• [Task description] Report every line in the listing that contains the string "annotation".

-- Start of Data supplied --

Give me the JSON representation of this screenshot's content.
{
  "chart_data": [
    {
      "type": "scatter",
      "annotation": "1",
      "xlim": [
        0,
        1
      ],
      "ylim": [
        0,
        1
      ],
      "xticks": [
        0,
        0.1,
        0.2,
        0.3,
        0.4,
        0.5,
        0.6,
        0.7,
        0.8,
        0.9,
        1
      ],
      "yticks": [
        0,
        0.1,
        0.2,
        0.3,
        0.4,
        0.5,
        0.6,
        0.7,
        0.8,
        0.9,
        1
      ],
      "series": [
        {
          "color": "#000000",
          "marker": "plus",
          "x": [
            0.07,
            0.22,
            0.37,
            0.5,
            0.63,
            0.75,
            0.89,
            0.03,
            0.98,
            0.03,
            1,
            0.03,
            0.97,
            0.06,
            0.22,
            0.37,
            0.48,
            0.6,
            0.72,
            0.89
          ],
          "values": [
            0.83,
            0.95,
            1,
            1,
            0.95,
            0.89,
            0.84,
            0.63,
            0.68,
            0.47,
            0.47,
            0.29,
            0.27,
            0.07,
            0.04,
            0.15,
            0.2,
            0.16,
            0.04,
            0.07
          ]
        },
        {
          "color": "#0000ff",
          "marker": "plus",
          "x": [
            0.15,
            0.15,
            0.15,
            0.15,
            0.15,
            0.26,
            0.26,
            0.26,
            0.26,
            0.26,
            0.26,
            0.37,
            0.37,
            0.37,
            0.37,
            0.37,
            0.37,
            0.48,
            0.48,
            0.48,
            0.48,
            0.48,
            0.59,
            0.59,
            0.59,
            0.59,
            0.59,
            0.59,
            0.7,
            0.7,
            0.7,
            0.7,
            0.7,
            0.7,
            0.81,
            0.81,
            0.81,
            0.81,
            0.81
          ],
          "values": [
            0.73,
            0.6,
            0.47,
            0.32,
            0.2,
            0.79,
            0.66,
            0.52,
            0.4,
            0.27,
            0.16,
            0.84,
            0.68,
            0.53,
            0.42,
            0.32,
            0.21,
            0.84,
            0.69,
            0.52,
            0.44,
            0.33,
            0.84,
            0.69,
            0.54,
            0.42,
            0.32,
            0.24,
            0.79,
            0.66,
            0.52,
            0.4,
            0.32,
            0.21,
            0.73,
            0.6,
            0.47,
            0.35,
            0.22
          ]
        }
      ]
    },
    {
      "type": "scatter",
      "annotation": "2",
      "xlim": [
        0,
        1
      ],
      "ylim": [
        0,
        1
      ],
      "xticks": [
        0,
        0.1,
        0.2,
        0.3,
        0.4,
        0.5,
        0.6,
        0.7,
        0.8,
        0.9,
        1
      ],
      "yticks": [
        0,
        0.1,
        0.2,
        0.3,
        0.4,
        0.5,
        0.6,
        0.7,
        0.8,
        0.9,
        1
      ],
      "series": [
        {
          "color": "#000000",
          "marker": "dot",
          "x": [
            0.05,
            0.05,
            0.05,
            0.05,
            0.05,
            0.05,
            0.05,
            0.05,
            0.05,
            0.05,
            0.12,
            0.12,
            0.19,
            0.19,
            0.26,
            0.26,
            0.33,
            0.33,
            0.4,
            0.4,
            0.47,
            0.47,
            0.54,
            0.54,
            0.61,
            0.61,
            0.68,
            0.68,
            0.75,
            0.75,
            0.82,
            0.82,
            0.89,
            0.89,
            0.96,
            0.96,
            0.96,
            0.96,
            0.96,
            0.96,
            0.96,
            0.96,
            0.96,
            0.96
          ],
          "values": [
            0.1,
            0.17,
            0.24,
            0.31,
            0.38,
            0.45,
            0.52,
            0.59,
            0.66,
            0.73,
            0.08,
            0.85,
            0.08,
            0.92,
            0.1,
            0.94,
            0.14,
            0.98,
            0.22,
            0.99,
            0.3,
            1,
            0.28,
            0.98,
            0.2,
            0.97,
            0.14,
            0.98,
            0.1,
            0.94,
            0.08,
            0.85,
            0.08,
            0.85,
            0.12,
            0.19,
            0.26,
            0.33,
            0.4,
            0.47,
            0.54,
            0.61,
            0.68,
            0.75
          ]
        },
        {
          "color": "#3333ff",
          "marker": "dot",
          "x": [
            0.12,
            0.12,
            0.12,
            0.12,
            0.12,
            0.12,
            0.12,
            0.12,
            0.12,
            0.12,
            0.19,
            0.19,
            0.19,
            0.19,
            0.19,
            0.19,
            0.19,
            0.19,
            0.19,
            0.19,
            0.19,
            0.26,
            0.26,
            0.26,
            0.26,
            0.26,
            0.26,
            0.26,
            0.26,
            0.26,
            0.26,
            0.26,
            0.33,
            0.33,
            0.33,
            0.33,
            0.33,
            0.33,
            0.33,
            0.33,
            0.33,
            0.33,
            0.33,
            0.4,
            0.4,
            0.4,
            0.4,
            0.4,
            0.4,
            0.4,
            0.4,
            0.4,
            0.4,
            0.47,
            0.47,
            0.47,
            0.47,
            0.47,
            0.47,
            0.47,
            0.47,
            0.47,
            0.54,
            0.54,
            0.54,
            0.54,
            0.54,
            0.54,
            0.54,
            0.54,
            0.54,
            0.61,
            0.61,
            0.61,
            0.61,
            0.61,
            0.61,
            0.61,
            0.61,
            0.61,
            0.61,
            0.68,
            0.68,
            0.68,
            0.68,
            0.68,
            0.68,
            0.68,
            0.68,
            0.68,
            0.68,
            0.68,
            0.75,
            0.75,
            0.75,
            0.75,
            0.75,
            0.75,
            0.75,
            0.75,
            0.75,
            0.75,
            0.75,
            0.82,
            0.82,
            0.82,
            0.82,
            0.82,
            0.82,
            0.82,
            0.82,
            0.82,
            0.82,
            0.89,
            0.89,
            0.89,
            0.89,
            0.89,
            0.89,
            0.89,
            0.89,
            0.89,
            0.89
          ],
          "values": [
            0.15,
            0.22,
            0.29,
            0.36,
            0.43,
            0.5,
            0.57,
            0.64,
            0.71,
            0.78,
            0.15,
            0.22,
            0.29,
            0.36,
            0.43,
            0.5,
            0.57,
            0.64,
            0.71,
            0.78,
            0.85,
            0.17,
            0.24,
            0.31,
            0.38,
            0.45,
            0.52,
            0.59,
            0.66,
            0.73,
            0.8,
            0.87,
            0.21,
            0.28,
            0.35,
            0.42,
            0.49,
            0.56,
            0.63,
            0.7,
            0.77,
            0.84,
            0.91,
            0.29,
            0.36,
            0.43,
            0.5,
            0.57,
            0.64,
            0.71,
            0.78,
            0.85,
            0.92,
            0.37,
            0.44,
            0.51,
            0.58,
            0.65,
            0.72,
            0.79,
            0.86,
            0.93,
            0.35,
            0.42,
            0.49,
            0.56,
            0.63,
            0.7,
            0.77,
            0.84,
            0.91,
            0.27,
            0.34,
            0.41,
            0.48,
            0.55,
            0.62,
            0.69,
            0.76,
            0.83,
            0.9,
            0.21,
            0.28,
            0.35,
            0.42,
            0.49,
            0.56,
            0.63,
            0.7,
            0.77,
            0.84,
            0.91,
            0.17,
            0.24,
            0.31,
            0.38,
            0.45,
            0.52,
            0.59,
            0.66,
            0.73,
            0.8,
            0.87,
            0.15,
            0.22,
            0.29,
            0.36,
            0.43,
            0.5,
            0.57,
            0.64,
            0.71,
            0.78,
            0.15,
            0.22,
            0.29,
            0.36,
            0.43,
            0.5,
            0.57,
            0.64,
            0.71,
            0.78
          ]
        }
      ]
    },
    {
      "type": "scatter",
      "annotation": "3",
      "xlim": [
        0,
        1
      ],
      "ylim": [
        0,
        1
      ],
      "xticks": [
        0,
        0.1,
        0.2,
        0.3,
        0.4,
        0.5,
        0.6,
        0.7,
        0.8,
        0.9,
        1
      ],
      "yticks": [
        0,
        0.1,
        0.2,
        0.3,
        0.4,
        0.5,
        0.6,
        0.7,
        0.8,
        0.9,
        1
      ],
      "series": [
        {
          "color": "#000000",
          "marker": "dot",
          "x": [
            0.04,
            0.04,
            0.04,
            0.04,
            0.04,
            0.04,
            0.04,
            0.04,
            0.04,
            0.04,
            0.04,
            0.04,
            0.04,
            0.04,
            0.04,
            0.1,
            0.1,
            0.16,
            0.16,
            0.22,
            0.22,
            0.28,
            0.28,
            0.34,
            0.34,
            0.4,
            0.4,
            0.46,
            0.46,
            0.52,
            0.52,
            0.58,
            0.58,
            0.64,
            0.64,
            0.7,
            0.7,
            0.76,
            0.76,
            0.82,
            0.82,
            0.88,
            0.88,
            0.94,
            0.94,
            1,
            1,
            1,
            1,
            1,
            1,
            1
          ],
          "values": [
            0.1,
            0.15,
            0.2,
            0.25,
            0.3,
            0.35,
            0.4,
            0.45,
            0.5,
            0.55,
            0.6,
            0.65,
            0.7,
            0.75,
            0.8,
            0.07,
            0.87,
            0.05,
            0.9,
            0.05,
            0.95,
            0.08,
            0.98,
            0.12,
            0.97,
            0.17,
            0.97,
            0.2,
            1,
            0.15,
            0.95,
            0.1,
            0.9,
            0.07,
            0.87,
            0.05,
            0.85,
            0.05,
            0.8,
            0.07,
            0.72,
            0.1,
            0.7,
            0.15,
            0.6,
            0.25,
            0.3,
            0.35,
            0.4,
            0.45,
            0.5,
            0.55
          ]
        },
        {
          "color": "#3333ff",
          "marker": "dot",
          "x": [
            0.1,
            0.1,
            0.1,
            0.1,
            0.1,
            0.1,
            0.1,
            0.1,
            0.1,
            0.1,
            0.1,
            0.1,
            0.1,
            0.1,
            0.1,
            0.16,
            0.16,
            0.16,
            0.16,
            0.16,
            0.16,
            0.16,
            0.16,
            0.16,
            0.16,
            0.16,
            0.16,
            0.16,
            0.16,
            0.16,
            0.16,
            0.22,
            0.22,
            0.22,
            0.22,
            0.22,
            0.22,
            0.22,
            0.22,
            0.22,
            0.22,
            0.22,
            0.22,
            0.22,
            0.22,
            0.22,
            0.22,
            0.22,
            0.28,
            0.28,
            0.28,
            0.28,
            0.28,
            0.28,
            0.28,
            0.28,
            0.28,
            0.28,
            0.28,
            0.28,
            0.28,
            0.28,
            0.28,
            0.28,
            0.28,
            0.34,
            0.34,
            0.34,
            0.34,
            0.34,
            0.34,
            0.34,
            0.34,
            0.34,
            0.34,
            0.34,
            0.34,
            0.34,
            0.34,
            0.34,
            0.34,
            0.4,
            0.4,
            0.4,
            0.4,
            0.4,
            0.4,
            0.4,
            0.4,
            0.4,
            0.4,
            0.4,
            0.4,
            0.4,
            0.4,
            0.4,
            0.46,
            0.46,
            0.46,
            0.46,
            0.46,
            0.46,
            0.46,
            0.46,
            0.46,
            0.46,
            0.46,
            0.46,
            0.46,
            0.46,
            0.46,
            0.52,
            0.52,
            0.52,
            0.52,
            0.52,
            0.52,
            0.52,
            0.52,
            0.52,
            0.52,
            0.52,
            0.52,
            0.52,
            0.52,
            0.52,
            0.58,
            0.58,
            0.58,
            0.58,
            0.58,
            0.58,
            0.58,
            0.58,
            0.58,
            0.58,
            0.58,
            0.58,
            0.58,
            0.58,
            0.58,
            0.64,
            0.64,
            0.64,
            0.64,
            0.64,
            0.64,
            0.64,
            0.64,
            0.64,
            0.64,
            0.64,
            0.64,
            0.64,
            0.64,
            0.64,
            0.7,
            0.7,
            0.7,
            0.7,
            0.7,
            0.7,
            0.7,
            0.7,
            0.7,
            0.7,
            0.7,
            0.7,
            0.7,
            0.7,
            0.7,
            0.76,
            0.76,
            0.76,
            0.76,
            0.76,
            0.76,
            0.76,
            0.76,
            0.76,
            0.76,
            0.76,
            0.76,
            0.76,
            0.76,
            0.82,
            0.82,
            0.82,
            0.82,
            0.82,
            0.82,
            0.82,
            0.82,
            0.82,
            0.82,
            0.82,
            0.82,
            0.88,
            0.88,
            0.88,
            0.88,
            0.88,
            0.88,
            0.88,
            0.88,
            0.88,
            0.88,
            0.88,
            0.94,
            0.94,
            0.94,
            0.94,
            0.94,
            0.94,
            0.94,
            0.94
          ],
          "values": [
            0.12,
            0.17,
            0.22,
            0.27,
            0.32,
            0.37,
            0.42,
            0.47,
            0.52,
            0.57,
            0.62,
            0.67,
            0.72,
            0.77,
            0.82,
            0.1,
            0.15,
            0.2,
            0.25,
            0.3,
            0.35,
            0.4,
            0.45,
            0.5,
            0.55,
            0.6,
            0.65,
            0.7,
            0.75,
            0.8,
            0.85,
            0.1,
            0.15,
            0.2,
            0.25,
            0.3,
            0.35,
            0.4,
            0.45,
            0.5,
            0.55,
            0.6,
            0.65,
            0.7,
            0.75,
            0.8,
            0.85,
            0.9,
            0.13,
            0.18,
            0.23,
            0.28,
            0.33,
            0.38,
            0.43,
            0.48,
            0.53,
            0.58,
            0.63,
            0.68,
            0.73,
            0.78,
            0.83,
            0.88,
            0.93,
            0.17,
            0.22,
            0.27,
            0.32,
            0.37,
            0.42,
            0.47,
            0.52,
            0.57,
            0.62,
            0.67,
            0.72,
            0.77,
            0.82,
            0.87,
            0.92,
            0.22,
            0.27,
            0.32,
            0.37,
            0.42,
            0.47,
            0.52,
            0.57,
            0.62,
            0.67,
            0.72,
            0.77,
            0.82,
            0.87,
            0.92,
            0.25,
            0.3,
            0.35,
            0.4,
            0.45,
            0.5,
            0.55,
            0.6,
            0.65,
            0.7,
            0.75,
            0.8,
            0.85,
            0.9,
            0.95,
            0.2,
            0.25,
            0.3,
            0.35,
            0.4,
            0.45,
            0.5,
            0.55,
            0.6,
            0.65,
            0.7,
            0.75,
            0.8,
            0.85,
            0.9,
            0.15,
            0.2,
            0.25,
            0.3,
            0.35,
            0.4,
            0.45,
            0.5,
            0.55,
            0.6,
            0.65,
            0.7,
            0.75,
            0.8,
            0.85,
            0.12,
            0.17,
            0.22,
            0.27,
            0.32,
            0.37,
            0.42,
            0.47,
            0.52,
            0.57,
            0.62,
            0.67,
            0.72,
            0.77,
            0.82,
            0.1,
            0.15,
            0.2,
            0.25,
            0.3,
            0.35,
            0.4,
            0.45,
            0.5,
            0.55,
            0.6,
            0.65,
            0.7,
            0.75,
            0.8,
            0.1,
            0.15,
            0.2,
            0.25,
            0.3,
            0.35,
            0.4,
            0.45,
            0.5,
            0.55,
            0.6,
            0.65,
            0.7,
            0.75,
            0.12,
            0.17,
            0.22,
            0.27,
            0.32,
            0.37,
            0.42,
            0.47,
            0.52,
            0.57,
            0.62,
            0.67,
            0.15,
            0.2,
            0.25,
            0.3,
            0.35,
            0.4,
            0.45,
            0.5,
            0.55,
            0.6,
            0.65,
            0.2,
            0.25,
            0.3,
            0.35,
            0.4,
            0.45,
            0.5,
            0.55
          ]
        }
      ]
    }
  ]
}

-- End of Data supplied --

• [Exercise output]
      "annotation": "1",
      "annotation": "2",
      "annotation": "3",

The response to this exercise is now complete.